=== Exercise inputs ===

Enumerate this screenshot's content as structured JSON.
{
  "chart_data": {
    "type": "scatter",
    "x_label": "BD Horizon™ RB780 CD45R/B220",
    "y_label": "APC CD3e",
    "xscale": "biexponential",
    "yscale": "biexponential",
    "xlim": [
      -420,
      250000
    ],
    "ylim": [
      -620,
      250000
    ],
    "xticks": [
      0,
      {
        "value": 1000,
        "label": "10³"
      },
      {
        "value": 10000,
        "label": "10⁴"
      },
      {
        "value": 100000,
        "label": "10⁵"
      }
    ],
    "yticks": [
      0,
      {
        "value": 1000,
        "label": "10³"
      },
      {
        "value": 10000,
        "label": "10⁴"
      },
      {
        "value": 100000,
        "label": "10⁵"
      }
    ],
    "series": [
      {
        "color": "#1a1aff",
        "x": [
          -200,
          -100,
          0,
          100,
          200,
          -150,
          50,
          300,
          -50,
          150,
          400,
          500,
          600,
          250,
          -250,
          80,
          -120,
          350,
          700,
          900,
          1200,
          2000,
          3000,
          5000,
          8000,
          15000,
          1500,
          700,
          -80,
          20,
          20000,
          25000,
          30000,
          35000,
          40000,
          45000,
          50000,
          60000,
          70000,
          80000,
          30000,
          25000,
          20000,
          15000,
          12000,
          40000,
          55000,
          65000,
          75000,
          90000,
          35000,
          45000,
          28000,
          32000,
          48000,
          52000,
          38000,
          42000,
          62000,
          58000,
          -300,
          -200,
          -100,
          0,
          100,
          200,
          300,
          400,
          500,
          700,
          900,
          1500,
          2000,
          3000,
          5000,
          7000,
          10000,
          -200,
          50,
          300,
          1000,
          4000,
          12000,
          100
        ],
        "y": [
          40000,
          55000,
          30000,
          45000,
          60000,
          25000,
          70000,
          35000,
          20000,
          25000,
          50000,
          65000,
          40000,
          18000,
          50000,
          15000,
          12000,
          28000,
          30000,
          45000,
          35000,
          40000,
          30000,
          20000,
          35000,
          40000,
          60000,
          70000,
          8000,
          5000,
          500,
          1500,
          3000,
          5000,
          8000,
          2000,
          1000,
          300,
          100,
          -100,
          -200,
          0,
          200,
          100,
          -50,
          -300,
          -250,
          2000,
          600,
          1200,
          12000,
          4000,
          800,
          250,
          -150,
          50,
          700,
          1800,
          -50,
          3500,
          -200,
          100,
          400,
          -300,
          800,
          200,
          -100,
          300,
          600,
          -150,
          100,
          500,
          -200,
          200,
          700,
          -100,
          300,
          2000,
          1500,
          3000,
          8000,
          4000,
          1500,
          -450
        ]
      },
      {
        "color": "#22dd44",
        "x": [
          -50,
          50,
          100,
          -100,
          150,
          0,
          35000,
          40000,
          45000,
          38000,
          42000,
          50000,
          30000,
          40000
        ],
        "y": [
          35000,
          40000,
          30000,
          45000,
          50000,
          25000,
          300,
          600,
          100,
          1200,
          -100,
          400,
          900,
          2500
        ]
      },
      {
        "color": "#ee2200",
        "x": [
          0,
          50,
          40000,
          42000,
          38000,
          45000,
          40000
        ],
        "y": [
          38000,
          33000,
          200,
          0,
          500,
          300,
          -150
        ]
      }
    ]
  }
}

===

Brief:
Copy each line in the data that holds the word "biexponential".

Result:
    "xscale": "biexponential",
    "yscale": "biexponential",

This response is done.